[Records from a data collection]
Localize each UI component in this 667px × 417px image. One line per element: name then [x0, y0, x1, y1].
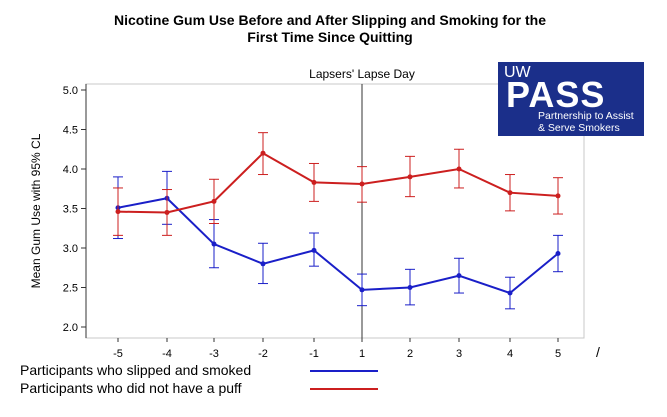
legend-label-nopuff: Participants who did not have a puff	[20, 380, 242, 396]
y-tick-label: 2.5	[63, 283, 78, 295]
data-point	[555, 251, 561, 257]
x-tick-label: -4	[162, 348, 172, 360]
x-tick-label: 1	[359, 348, 365, 360]
stray-slash-mark: /	[596, 344, 600, 360]
series-line	[117, 151, 559, 214]
data-point	[115, 209, 121, 215]
uw-pass-logo: UW PASS Partnership to Assist & Serve Sm…	[498, 62, 644, 136]
series-line	[117, 197, 559, 295]
x-tick-label: 4	[507, 348, 513, 360]
data-point	[407, 285, 413, 290]
x-tick-label: -5	[113, 348, 123, 360]
x-tick-label: 3	[456, 348, 462, 360]
data-point	[260, 150, 266, 156]
x-tick-label: -2	[258, 348, 268, 360]
data-point	[359, 181, 365, 187]
x-tick-label: -1	[309, 348, 319, 360]
y-tick-label: 4.0	[63, 164, 78, 176]
logo-subtitle-line-1: Partnership to Assist	[538, 110, 634, 122]
logo-pass-text: PASS	[506, 74, 606, 115]
data-point	[456, 166, 462, 172]
data-point	[359, 287, 365, 293]
x-tick-label: 5	[555, 348, 561, 360]
lapse-day-label: Lapsers' Lapse Day	[309, 67, 415, 81]
chart-title-line-2: First Time Since Quitting	[247, 29, 413, 45]
legend-line-slipped	[310, 370, 378, 372]
legend-line-nopuff	[310, 388, 378, 390]
y-tick-label: 5.0	[63, 85, 78, 97]
data-point	[211, 198, 217, 204]
data-point	[164, 209, 170, 215]
data-point	[456, 273, 462, 279]
chart-title-line-1: Nicotine Gum Use Before and After Slippi…	[114, 12, 546, 28]
chart-title: Nicotine Gum Use Before and After Slippi…	[60, 12, 600, 46]
data-point	[260, 261, 266, 267]
y-axis-label: Mean Gum Use with 95% CL	[29, 133, 43, 288]
y-tick-label: 3.5	[63, 204, 78, 216]
y-tick-label: 4.5	[63, 125, 78, 137]
x-tick-label: -3	[209, 348, 219, 360]
data-point	[407, 174, 413, 180]
logo-subtitle-line-2: & Serve Smokers	[538, 122, 620, 134]
data-point	[507, 290, 513, 296]
data-point	[311, 247, 317, 253]
logo-uw-text: UW	[504, 64, 531, 81]
data-point	[211, 241, 217, 247]
legend-label-slipped: Participants who slipped and smoked	[20, 362, 252, 378]
data-point	[311, 179, 317, 185]
x-tick-label: 2	[407, 348, 413, 360]
y-tick-label: 3.0	[63, 243, 78, 255]
data-point	[555, 193, 561, 199]
y-tick-label: 2.0	[63, 322, 78, 334]
data-point	[507, 190, 513, 196]
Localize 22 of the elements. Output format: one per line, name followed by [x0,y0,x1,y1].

Aim:
Put the lines above, from the one containing "legend-label-nopuff: Participants who" through the one containing "164, 78, 176]", into a numbered list, skipping any blank lines.

Result of the exercise:
1. legend-label-nopuff: Participants who did not have a puff	[20, 380, 242, 396]
2. y-tick-label: 2.5	[63, 283, 78, 295]
3. data-point	[555, 251, 561, 257]
4. x-tick-label: -4	[162, 348, 172, 360]
5. x-tick-label: 1	[359, 348, 365, 360]
6. stray-slash-mark: /	[596, 344, 600, 360]
7. series-line	[117, 151, 559, 214]
8. data-point	[115, 209, 121, 215]
9. uw-pass-logo: UW PASS Partnership to Assist & Serve Sm…	[498, 62, 644, 136]
10. series-line	[117, 197, 559, 295]
11. x-tick-label: 4	[507, 348, 513, 360]
12. data-point	[407, 285, 413, 290]
13. x-tick-label: -5	[113, 348, 123, 360]
14. x-tick-label: 3	[456, 348, 462, 360]
15. data-point	[260, 150, 266, 156]
16. x-tick-label: -2	[258, 348, 268, 360]
17. data-point	[359, 181, 365, 187]
18. x-tick-label: -1	[309, 348, 319, 360]
19. y-tick-label: 4.0	[63, 164, 78, 176]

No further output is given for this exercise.